Working data -

(begin)

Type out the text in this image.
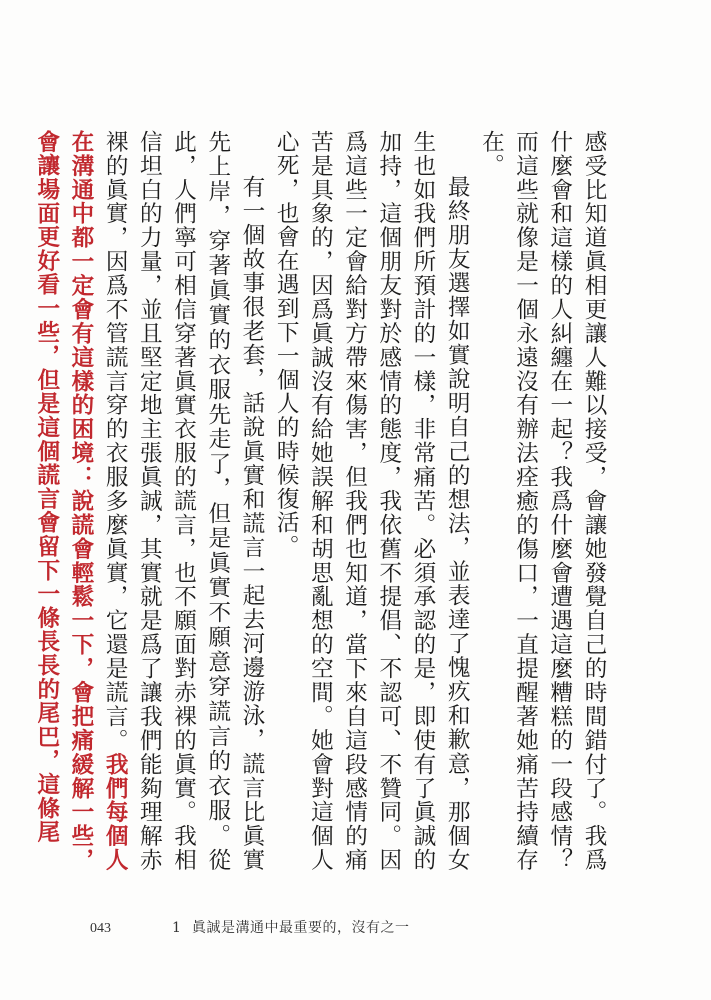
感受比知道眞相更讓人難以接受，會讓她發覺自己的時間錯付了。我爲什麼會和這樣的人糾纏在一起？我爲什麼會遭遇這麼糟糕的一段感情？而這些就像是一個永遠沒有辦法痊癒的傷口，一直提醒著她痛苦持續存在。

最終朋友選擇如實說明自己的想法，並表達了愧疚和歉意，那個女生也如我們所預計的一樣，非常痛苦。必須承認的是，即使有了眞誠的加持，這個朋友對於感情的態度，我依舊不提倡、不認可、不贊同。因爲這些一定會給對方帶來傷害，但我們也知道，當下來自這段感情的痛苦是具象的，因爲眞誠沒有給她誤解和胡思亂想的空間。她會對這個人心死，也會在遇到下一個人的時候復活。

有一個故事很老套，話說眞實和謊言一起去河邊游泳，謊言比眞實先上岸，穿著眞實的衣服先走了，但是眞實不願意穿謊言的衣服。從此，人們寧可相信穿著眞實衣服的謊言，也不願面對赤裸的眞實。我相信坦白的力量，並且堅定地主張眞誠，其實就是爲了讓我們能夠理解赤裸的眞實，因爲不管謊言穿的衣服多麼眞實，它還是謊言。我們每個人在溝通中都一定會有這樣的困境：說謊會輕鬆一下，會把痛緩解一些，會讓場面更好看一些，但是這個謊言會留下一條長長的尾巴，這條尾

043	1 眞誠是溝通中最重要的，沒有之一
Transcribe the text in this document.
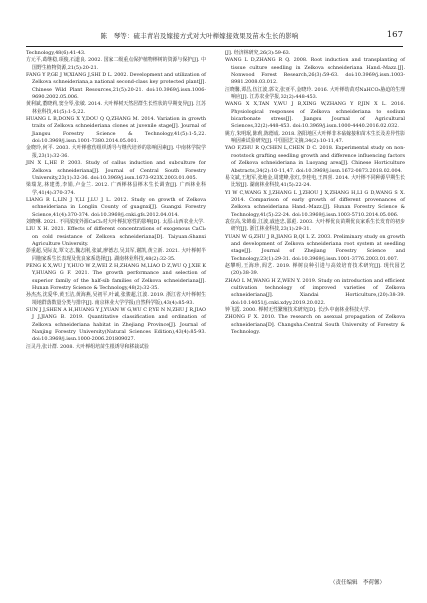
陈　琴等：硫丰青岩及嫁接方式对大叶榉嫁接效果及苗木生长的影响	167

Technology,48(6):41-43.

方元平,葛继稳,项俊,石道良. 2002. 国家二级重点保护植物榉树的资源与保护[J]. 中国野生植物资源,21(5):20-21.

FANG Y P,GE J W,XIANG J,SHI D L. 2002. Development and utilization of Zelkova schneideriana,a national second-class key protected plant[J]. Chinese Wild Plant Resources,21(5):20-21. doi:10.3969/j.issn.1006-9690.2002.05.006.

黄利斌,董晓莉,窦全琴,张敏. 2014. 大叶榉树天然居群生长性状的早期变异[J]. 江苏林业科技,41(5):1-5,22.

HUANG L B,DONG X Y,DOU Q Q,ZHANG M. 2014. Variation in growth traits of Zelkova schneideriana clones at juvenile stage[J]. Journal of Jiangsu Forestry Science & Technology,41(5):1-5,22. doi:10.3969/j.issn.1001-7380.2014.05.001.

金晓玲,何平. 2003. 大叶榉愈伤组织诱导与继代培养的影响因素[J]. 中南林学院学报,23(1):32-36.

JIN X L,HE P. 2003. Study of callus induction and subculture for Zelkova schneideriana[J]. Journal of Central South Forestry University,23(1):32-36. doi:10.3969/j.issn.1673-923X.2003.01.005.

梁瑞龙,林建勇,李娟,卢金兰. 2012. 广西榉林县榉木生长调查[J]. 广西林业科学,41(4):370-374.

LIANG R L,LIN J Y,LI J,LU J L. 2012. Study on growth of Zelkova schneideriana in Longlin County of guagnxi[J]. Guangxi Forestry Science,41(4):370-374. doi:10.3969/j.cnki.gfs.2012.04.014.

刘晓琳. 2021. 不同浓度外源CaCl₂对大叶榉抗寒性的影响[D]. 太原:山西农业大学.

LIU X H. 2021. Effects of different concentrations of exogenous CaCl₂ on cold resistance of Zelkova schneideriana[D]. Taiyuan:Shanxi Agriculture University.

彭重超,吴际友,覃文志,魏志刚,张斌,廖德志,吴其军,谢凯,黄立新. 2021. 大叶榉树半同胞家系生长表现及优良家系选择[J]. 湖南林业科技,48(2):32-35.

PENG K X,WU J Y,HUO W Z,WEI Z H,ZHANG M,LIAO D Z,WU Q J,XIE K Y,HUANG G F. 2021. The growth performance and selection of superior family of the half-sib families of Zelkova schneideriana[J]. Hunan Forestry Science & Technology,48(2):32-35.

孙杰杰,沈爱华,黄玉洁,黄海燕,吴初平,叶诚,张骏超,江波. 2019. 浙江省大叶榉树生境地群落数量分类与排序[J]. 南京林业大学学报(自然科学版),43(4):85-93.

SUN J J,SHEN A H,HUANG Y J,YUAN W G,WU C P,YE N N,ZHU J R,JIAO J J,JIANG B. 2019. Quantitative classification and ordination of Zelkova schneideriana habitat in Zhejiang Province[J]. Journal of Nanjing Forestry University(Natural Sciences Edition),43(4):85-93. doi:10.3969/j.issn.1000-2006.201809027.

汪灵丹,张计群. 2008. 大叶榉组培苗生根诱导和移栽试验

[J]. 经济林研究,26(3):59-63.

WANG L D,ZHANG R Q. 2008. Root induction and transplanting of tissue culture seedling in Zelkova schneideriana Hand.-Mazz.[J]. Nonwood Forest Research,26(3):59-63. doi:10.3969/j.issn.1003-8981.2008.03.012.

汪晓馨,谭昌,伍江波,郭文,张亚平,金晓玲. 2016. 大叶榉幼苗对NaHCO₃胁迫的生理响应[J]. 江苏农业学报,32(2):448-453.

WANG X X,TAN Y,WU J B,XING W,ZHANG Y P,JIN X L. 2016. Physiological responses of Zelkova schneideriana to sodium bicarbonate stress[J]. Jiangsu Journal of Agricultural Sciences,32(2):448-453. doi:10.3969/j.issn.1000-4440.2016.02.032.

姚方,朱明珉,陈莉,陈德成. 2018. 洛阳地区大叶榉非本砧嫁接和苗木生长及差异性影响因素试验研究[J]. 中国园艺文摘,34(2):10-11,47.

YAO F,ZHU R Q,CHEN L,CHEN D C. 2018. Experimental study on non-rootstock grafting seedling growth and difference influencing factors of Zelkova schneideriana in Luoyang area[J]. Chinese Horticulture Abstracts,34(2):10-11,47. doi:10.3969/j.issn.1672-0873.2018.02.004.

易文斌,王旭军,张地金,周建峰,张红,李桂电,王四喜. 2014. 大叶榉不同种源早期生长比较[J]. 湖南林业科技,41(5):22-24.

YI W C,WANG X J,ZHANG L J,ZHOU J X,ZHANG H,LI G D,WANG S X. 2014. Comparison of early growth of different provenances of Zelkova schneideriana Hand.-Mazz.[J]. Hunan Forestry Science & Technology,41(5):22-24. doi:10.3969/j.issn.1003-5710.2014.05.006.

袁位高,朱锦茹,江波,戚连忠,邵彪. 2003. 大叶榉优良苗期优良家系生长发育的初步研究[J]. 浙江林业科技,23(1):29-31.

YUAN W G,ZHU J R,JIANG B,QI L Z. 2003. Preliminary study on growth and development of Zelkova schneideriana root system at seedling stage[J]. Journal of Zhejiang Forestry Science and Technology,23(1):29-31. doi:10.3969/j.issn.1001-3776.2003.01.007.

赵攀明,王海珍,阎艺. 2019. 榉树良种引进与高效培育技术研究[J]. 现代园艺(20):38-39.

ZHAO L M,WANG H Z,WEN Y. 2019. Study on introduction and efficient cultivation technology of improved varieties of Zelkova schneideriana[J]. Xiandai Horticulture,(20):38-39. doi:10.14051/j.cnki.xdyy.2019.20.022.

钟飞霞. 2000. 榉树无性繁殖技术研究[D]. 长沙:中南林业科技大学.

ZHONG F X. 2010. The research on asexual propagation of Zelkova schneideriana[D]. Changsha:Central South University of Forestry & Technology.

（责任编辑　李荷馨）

(end)

Stated goal -
Reproduce each entry precisely, dropping only the pictures.

Solution to the exercise -
Type out the text in this image.
感受比知道眞相更讓人難以接受，會讓她發覺自己的時間錯付了。我爲什麼會和這樣的人糾纏在一起？我爲什麼會遭遇這麼糟糕的一段感情？而這些就像是一個永遠沒有辦法痊癒的傷口，一直提醒著她痛苦持續存在。

最終朋友選擇如實說明自己的想法，並表達了愧疚和歉意，那個女生也如我們所預計的一樣，非常痛苦。必須承認的是，即使有了眞誠的加持，這個朋友對於感情的態度，我依舊不提倡、不認可、不贊同。因爲這些一定會給對方帶來傷害，但我們也知道，當下來自這段感情的痛苦是具象的，因爲眞誠沒有給她誤解和胡思亂想的空間。她會對這個人心死，也會在遇到下一個人的時候復活。

有一個故事很老套，話說眞實和謊言一起去河邊游泳，謊言比眞實先上岸，穿著眞實的衣服先走了，但是眞實不願意穿謊言的衣服。從此，人們寧可相信穿著眞實衣服的謊言，也不願面對赤裸的眞實。我相信坦白的力量，並且堅定地主張眞誠，其實就是爲了讓我們能夠理解赤裸的眞實，因爲不管謊言穿的衣服多麼眞實，它還是謊言。我們每個人在溝通中都一定會有這樣的困境：說謊會輕鬆一下，會把痛緩解一些，會讓場面更好看一些，但是這個謊言會留下一條長長的尾巴，這條尾

043	1 眞誠是溝通中最重要的，沒有之一
Transcribe the text in this document.
陈　琴等：硫丰青岩及嫁接方式对大叶榉嫁接效果及苗木生长的影响	167

Technology,48(6):41-43.

方元平,葛继稳,项俊,石道良. 2002. 国家二级重点保护植物榉树的资源与保护[J]. 中国野生植物资源,21(5):20-21.

FANG Y P,GE J W,XIANG J,SHI D L. 2002. Development and utilization of Zelkova schneideriana,a national second-class key protected plant[J]. Chinese Wild Plant Resources,21(5):20-21. doi:10.3969/j.issn.1006-9690.2002.05.006.

黄利斌,董晓莉,窦全琴,张敏. 2014. 大叶榉树天然居群生长性状的早期变异[J]. 江苏林业科技,41(5):1-5,22.

HUANG L B,DONG X Y,DOU Q Q,ZHANG M. 2014. Variation in growth traits of Zelkova schneideriana clones at juvenile stage[J]. Journal of Jiangsu Forestry Science & Technology,41(5):1-5,22. doi:10.3969/j.issn.1001-7380.2014.05.001.

金晓玲,何平. 2003. 大叶榉愈伤组织诱导与继代培养的影响因素[J]. 中南林学院学报,23(1):32-36.

JIN X L,HE P. 2003. Study of callus induction and subculture for Zelkova schneideriana[J]. Journal of Central South Forestry University,23(1):32-36. doi:10.3969/j.issn.1673-923X.2003.01.005.

梁瑞龙,林建勇,李娟,卢金兰. 2012. 广西榉林县榉木生长调查[J]. 广西林业科学,41(4):370-374.

LIANG R L,LIN J Y,LI J,LU J L. 2012. Study on growth of Zelkova schneideriana in Longlin County of guagnxi[J]. Guangxi Forestry Science,41(4):370-374. doi:10.3969/j.cnki.gfs.2012.04.014.

刘晓琳. 2021. 不同浓度外源CaCl₂对大叶榉抗寒性的影响[D]. 太原:山西农业大学.

LIU X H. 2021. Effects of different concentrations of exogenous CaCl₂ on cold resistance of Zelkova schneideriana[D]. Taiyuan:Shanxi Agriculture University.

彭重超,吴际友,覃文志,魏志刚,张斌,廖德志,吴其军,谢凯,黄立新. 2021. 大叶榉树半同胞家系生长表现及优良家系选择[J]. 湖南林业科技,48(2):32-35.

PENG K X,WU J Y,HUO W Z,WEI Z H,ZHANG M,LIAO D Z,WU Q J,XIE K Y,HUANG G F. 2021. The growth performance and selection of superior family of the half-sib families of Zelkova schneideriana[J]. Hunan Forestry Science & Technology,48(2):32-35.

孙杰杰,沈爱华,黄玉洁,黄海燕,吴初平,叶诚,张骏超,江波. 2019. 浙江省大叶榉树生境地群落数量分类与排序[J]. 南京林业大学学报(自然科学版),43(4):85-93.

SUN J J,SHEN A H,HUANG Y J,YUAN W G,WU C P,YE N N,ZHU J R,JIAO J J,JIANG B. 2019. Quantitative classification and ordination of Zelkova schneideriana habitat in Zhejiang Province[J]. Journal of Nanjing Forestry University(Natural Sciences Edition),43(4):85-93. doi:10.3969/j.issn.1000-2006.201809027.

汪灵丹,张计群. 2008. 大叶榉组培苗生根诱导和移栽试验

[J]. 经济林研究,26(3):59-63.

WANG L D,ZHANG R Q. 2008. Root induction and transplanting of tissue culture seedling in Zelkova schneideriana Hand.-Mazz.[J]. Nonwood Forest Research,26(3):59-63. doi:10.3969/j.issn.1003-8981.2008.03.012.

汪晓馨,谭昌,伍江波,郭文,张亚平,金晓玲. 2016. 大叶榉幼苗对NaHCO₃胁迫的生理响应[J]. 江苏农业学报,32(2):448-453.

WANG X X,TAN Y,WU J B,XING W,ZHANG Y P,JIN X L. 2016. Physiological responses of Zelkova schneideriana to sodium bicarbonate stress[J]. Jiangsu Journal of Agricultural Sciences,32(2):448-453. doi:10.3969/j.issn.1000-4440.2016.02.032.

姚方,朱明珉,陈莉,陈德成. 2018. 洛阳地区大叶榉非本砧嫁接和苗木生长及差异性影响因素试验研究[J]. 中国园艺文摘,34(2):10-11,47.

YAO F,ZHU R Q,CHEN L,CHEN D C. 2018. Experimental study on non-rootstock grafting seedling growth and difference influencing factors of Zelkova schneideriana in Luoyang area[J]. Chinese Horticulture Abstracts,34(2):10-11,47. doi:10.3969/j.issn.1672-0873.2018.02.004.

易文斌,王旭军,张地金,周建峰,张红,李桂电,王四喜. 2014. 大叶榉不同种源早期生长比较[J]. 湖南林业科技,41(5):22-24.

YI W C,WANG X J,ZHANG L J,ZHOU J X,ZHANG H,LI G D,WANG S X. 2014. Comparison of early growth of different provenances of Zelkova schneideriana Hand.-Mazz.[J]. Hunan Forestry Science & Technology,41(5):22-24. doi:10.3969/j.issn.1003-5710.2014.05.006.

袁位高,朱锦茹,江波,戚连忠,邵彪. 2003. 大叶榉优良苗期优良家系生长发育的初步研究[J]. 浙江林业科技,23(1):29-31.

YUAN W G,ZHU J R,JIANG B,QI L Z. 2003. Preliminary study on growth and development of Zelkova schneideriana root system at seedling stage[J]. Journal of Zhejiang Forestry Science and Technology,23(1):29-31. doi:10.3969/j.issn.1001-3776.2003.01.007.

赵攀明,王海珍,阎艺. 2019. 榉树良种引进与高效培育技术研究[J]. 现代园艺(20):38-39.

ZHAO L M,WANG H Z,WEN Y. 2019. Study on introduction and efficient cultivation technology of improved varieties of Zelkova schneideriana[J]. Xiandai Horticulture,(20):38-39. doi:10.14051/j.cnki.xdyy.2019.20.022.

钟飞霞. 2000. 榉树无性繁殖技术研究[D]. 长沙:中南林业科技大学.

ZHONG F X. 2010. The research on asexual propagation of Zelkova schneideriana[D]. Changsha:Central South University of Forestry & Technology.

（责任编辑　李荷馨）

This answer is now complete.